> **GOAL 1**:
Copy the entries verbatim, starting at the line containing "spec-table — [358, 416, 783, 496]" and ending after the line containing "table-cell: 3.0 — [535, 471, 584, 496]".
***
2001-07-10 Thread Rick Rys

Technically, you should get superior performance by using a Sampled Data
PID Controller rather than a fixed scan PID. i.e. enabling the PID
execution only upon receipt of a new analyzer (maybe a GC) update. This is
the SPLCOP option in the PIDA. One item you did not mention that has a big
impact on the control effectiveness is the analyzer delay time.  I.e. when
the analyzer is giving a new update, how old is this data?  In a GC this
would be the time to transport the sample from the process to the analyzer
plus the time for the analyzer to complete it's result and set the sample
ready timer to on (elution time of the applicable component peaks for a GC).
Also the use of inferred property control (like analyzer to temperature
cascade for distillation for example) can be effective to catch upsets that
are fast relative to the analysis frequency mitigating the need for
improving the analyzer PID loop.  In this case the temperature PID loop
essentially handles the upset. The PIDTAU option (deadtime compensation)
***
> **GOAL 2**:
Extend the post on PID control with analyzer feedback, picking up right after its final words.
***
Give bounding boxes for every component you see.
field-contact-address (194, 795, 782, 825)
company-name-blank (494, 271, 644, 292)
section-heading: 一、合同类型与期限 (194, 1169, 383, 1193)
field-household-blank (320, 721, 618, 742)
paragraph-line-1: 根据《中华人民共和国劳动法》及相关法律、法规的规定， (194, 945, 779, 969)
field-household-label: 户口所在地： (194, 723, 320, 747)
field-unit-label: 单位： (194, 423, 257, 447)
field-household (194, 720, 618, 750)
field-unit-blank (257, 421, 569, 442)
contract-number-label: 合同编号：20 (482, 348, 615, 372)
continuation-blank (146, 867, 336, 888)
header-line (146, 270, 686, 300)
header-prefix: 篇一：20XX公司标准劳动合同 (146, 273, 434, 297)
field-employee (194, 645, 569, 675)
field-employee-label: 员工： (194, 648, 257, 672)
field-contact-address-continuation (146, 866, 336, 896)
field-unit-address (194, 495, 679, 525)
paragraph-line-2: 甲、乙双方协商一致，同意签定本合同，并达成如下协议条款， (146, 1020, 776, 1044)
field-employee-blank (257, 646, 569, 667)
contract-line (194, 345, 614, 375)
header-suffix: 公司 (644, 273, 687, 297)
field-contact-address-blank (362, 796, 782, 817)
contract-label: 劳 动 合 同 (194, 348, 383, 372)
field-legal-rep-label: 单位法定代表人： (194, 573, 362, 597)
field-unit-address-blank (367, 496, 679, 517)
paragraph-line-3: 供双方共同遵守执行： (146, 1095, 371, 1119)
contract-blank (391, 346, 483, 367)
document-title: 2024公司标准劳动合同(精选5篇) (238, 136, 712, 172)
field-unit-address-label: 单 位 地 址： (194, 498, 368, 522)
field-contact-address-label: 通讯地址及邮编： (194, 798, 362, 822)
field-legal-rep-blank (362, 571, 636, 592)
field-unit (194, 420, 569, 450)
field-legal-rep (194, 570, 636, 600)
***
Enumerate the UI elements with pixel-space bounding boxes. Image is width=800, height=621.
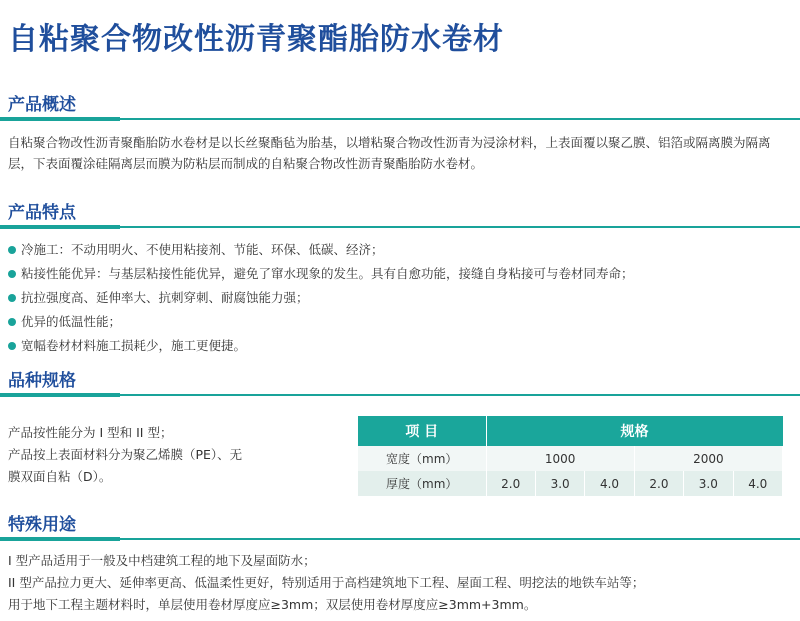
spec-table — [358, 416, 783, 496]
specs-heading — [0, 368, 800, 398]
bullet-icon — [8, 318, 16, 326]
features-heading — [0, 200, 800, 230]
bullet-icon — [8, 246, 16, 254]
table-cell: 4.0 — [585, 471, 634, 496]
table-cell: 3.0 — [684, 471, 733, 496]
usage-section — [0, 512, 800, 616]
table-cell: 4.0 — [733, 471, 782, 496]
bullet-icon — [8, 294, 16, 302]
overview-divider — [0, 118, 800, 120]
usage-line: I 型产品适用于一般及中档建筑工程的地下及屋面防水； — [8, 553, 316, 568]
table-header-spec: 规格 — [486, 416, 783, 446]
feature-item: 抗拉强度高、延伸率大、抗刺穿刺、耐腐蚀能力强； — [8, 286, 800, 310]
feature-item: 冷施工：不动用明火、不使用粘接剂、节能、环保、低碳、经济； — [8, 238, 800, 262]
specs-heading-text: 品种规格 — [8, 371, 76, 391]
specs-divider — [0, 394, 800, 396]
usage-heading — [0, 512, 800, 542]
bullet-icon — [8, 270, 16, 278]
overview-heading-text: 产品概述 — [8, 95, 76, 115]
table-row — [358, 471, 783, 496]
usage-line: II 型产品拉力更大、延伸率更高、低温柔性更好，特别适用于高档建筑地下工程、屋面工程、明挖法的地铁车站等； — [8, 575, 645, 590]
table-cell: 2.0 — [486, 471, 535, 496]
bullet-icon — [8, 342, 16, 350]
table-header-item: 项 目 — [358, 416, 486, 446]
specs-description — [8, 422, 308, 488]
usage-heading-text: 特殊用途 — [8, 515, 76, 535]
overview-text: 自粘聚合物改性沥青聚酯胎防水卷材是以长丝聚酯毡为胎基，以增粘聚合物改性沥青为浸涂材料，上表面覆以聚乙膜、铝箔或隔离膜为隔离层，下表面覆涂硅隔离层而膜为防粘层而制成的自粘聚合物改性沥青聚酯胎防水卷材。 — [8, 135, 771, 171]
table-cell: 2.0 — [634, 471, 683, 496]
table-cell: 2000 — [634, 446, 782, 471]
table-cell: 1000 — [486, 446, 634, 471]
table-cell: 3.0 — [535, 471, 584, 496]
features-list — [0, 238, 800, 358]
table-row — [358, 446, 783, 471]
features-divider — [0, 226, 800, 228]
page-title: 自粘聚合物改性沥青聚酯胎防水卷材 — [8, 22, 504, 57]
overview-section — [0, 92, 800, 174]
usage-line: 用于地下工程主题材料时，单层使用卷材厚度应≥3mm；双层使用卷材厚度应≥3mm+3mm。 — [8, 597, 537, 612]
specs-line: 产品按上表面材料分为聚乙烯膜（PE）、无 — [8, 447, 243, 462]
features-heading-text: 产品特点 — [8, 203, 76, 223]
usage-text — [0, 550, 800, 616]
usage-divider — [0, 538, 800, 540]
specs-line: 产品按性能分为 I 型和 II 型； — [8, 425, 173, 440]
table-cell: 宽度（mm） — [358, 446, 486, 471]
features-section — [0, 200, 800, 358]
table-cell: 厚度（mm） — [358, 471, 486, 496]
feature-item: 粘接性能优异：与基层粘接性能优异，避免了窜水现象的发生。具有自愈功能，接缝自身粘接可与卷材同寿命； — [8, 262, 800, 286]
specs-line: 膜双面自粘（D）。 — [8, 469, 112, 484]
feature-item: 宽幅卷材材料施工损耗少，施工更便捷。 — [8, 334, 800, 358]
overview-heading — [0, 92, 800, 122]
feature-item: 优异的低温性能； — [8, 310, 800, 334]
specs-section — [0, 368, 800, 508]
***
> **EXERCISE OUTPUT 1**:
spec-table — [358, 416, 783, 496]
specs-heading — [0, 368, 800, 398]
bullet-icon — [8, 318, 16, 326]
features-heading — [0, 200, 800, 230]
bullet-icon — [8, 246, 16, 254]
table-cell: 4.0 — [585, 471, 634, 496]
table-cell: 3.0 — [684, 471, 733, 496]
usage-section — [0, 512, 800, 616]
table-cell: 4.0 — [733, 471, 782, 496]
bullet-icon — [8, 294, 16, 302]
overview-divider — [0, 118, 800, 120]
usage-line: I 型产品适用于一般及中档建筑工程的地下及屋面防水； — [8, 553, 316, 568]
table-header-spec: 规格 — [486, 416, 783, 446]
feature-item: 抗拉强度高、延伸率大、抗刺穿刺、耐腐蚀能力强； — [8, 286, 800, 310]
feature-item: 冷施工：不动用明火、不使用粘接剂、节能、环保、低碳、经济； — [8, 238, 800, 262]
specs-heading-text: 品种规格 — [8, 371, 76, 391]
specs-divider — [0, 394, 800, 396]
usage-heading — [0, 512, 800, 542]
bullet-icon — [8, 270, 16, 278]
overview-heading-text: 产品概述 — [8, 95, 76, 115]
table-row — [358, 471, 783, 496]
usage-line: II 型产品拉力更大、延伸率更高、低温柔性更好，特别适用于高档建筑地下工程、屋面工程、明挖法的地铁车站等； — [8, 575, 645, 590]
table-cell: 2.0 — [486, 471, 535, 496]
bullet-icon — [8, 342, 16, 350]
table-header-item: 项 目 — [358, 416, 486, 446]
specs-description — [8, 422, 308, 488]
usage-heading-text: 特殊用途 — [8, 515, 76, 535]
overview-text: 自粘聚合物改性沥青聚酯胎防水卷材是以长丝聚酯毡为胎基，以增粘聚合物改性沥青为浸涂材料，上表面覆以聚乙膜、铝箔或隔离膜为隔离层，下表面覆涂硅隔离层而膜为防粘层而制成的自粘聚合物改性沥青聚酯胎防水卷材。 — [8, 135, 771, 171]
table-cell: 2.0 — [634, 471, 683, 496]
table-cell: 2000 — [634, 446, 782, 471]
table-cell: 1000 — [486, 446, 634, 471]
table-cell: 3.0 — [535, 471, 584, 496]

> **EXERCISE OUTPUT 2**:
might be considered in conjunction with the SPLCOP option to better handle
the sample delay. Prior to the PIDA feature we would typically just run a
fixed scan PID but filter the measurement with 2 lags in series (set for
about .2 and .5 times the sample interval in minutes). This, in conjuntion
with signal validity logic, was typically satisfactory, but not technically
optimal.  Some multivariable controllers (I think that PCL Connoisseur does
this, and I know that BOSS blending can do this) can make a similar
synchronization and PCL control technology inherently compensates for the
sample delays.  Few of these tricks would substitute for a well designed
fast sample loop, and a fast responding analyzer technology.  My vote is to
implement this in the PIDA rather than sequence blocks or programs as it
will be simpler and easy to maintain.  The validity logic for holding the
PID and alamring might include frozen signal and provisions to
automatically detect analyzer maintenance like calibration in case the
operator did not take the precaution of putting the loop into manual first.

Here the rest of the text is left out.